◆ What the exercise asks
Transcribe every entry word for word, but skip the images.

[Records for processing start]

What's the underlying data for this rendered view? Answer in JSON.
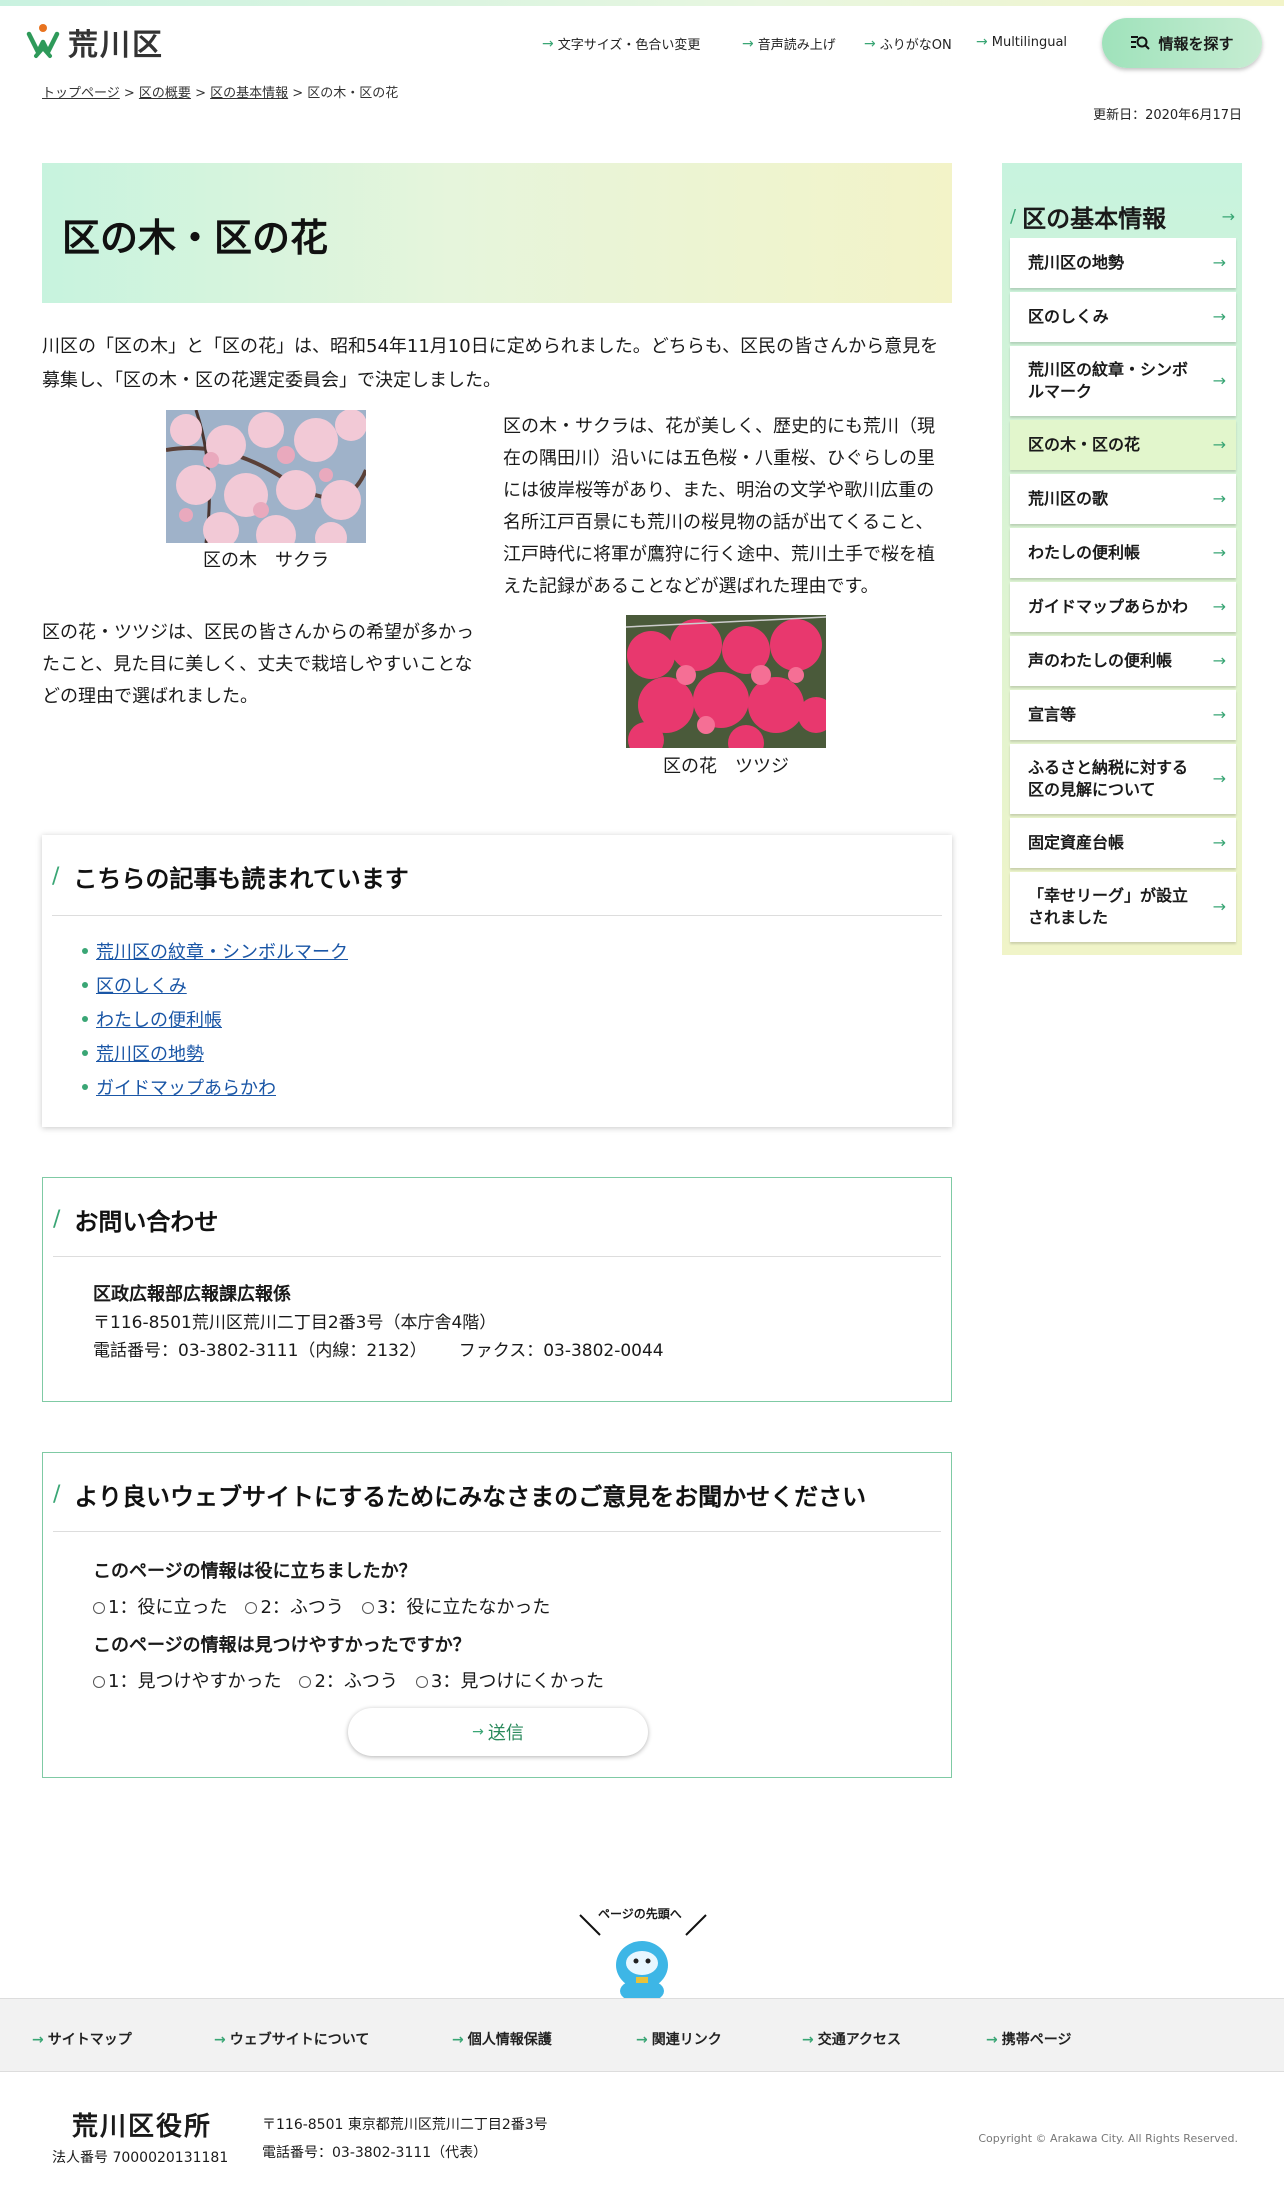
{
  "header": {
    "logo_text": "荒川区",
    "nav": [
      "文字サイズ・色合い変更",
      "音声読み上げ",
      "ふりがなON",
      "Multilingual"
    ],
    "search_label": "情報を探す"
  },
  "breadcrumb": {
    "items": [
      "トップページ",
      "区の概要",
      "区の基本情報"
    ],
    "current": "区の木・区の花",
    "sep": " > "
  },
  "updated": "更新日：2020年6月17日",
  "page_title": "区の木・区の花",
  "intro": "川区の「区の木」と「区の花」は、昭和54年11月10日に定められました。どちらも、区民の皆さんから意見を募集し、「区の木・区の花選定委員会」で決定しました。",
  "sakura": {
    "caption": "区の木　サクラ",
    "text": "区の木・サクラは、花が美しく、歴史的にも荒川（現在の隅田川）沿いには五色桜・八重桜、ひぐらしの里には彼岸桜等があり、また、明治の文学や歌川広重の名所江戸百景にも荒川の桜見物の話が出てくること、江戸時代に将軍が鷹狩に行く途中、荒川土手で桜を植えた記録があることなどが選ばれた理由です。"
  },
  "tsutsuji": {
    "caption": "区の花　ツツジ",
    "text": "区の花・ツツジは、区民の皆さんからの希望が多かったこと、見た目に美しく、丈夫で栽培しやすいことなどの理由で選ばれました。"
  },
  "related": {
    "title": "こちらの記事も読まれています",
    "links": [
      "荒川区の紋章・シンボルマーク",
      "区のしくみ",
      "わたしの便利帳",
      "荒川区の地勢",
      "ガイドマップあらかわ"
    ]
  },
  "contact": {
    "title": "お問い合わせ",
    "dept": "区政広報部広報課広報係",
    "address": "〒116-8501荒川区荒川二丁目2番3号（本庁舎4階）",
    "tel": "電話番号：03-3802-3111（内線：2132）",
    "fax": "ファクス：03-3802-0044"
  },
  "feedback": {
    "title": "より良いウェブサイトにするためにみなさまのご意見をお聞かせください",
    "q1": "このページの情報は役に立ちましたか？",
    "q1_options": [
      "1：役に立った",
      "2：ふつう",
      "3：役に立たなかった"
    ],
    "q2": "このページの情報は見つけやすかったですか？",
    "q2_options": [
      "1：見つけやすかった",
      "2：ふつう",
      "3：見つけにくかった"
    ],
    "submit": "送信"
  },
  "sidebar": {
    "title": "区の基本情報",
    "items": [
      "荒川区の地勢",
      "区のしくみ",
      "荒川区の紋章・シンボルマーク",
      "区の木・区の花",
      "荒川区の歌",
      "わたしの便利帳",
      "ガイドマップあらかわ",
      "声のわたしの便利帳",
      "宣言等",
      "ふるさと納税に対する区の見解について",
      "固定資産台帳",
      "「幸せリーグ」が設立されました"
    ],
    "active_index": 3
  },
  "pagetop": "ページの先頭へ",
  "footer_nav": [
    "サイトマップ",
    "ウェブサイトについて",
    "個人情報保護",
    "関連リンク",
    "交通アクセス",
    "携帯ページ"
  ],
  "footer": {
    "name": "荒川区役所",
    "corp_no": "法人番号 7000020131181",
    "address": "〒116-8501 東京都荒川区荒川二丁目2番3号",
    "tel": "電話番号：03-3802-3111（代表）",
    "copyright": "Copyright © Arakawa City. All Rights Reserved."
  },
  "colors": {
    "accent": "#3aa675",
    "link": "#1a56a6",
    "title_gradient": [
      "#c7f3de",
      "#f3f3c8"
    ]
  }
}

[Records for processing end]

◆ Completed exercise
What's the underlying data for this rendered view? Answer in JSON.
{
  "header": {
    "logo_text": "荒川区",
    "nav": [
      "文字サイズ・色合い変更",
      "音声読み上げ",
      "ふりがなON",
      "Multilingual"
    ],
    "search_label": "情報を探す"
  },
  "breadcrumb": {
    "items": [
      "トップページ",
      "区の概要",
      "区の基本情報"
    ],
    "current": "区の木・区の花",
    "sep": " > "
  },
  "updated": "更新日：2020年6月17日",
  "page_title": "区の木・区の花",
  "intro": "川区の「区の木」と「区の花」は、昭和54年11月10日に定められました。どちらも、区民の皆さんから意見を募集し、「区の木・区の花選定委員会」で決定しました。",
  "sakura": {
    "caption": "区の木　サクラ",
    "text": "区の木・サクラは、花が美しく、歴史的にも荒川（現在の隅田川）沿いには五色桜・八重桜、ひぐらしの里には彼岸桜等があり、また、明治の文学や歌川広重の名所江戸百景にも荒川の桜見物の話が出てくること、江戸時代に将軍が鷹狩に行く途中、荒川土手で桜を植えた記録があることなどが選ばれた理由です。"
  },
  "tsutsuji": {
    "caption": "区の花　ツツジ",
    "text": "区の花・ツツジは、区民の皆さんからの希望が多かったこと、見た目に美しく、丈夫で栽培しやすいことなどの理由で選ばれました。"
  },
  "related": {
    "title": "こちらの記事も読まれています",
    "links": [
      "荒川区の紋章・シンボルマーク",
      "区のしくみ",
      "わたしの便利帳",
      "荒川区の地勢",
      "ガイドマップあらかわ"
    ]
  },
  "contact": {
    "title": "お問い合わせ",
    "dept": "区政広報部広報課広報係",
    "address": "〒116-8501荒川区荒川二丁目2番3号（本庁舎4階）",
    "tel": "電話番号：03-3802-3111（内線：2132）",
    "fax": "ファクス：03-3802-0044"
  },
  "feedback": {
    "title": "より良いウェブサイトにするためにみなさまのご意見をお聞かせください",
    "q1": "このページの情報は役に立ちましたか？",
    "q1_options": [
      "1：役に立った",
      "2：ふつう",
      "3：役に立たなかった"
    ],
    "q2": "このページの情報は見つけやすかったですか？",
    "q2_options": [
      "1：見つけやすかった",
      "2：ふつう",
      "3：見つけにくかった"
    ],
    "submit": "送信"
  },
  "sidebar": {
    "title": "区の基本情報",
    "items": [
      "荒川区の地勢",
      "区のしくみ",
      "荒川区の紋章・シンボルマーク",
      "区の木・区の花",
      "荒川区の歌",
      "わたしの便利帳",
      "ガイドマップあらかわ",
      "声のわたしの便利帳",
      "宣言等",
      "ふるさと納税に対する区の見解について",
      "固定資産台帳",
      "「幸せリーグ」が設立されました"
    ],
    "active_index": 3
  },
  "pagetop": "ページの先頭へ",
  "footer_nav": [
    "サイトマップ",
    "ウェブサイトについて",
    "個人情報保護",
    "関連リンク",
    "交通アクセス",
    "携帯ページ"
  ],
  "footer": {
    "name": "荒川区役所",
    "corp_no": "法人番号 7000020131181",
    "address": "〒116-8501 東京都荒川区荒川二丁目2番3号",
    "tel": "電話番号：03-3802-3111（代表）",
    "copyright": "Copyright © Arakawa City. All Rights Reserved."
  },
  "colors": {
    "accent": "#3aa675",
    "link": "#1a56a6",
    "title_gradient": [
      "#c7f3de",
      "#f3f3c8"
    ]
  }
}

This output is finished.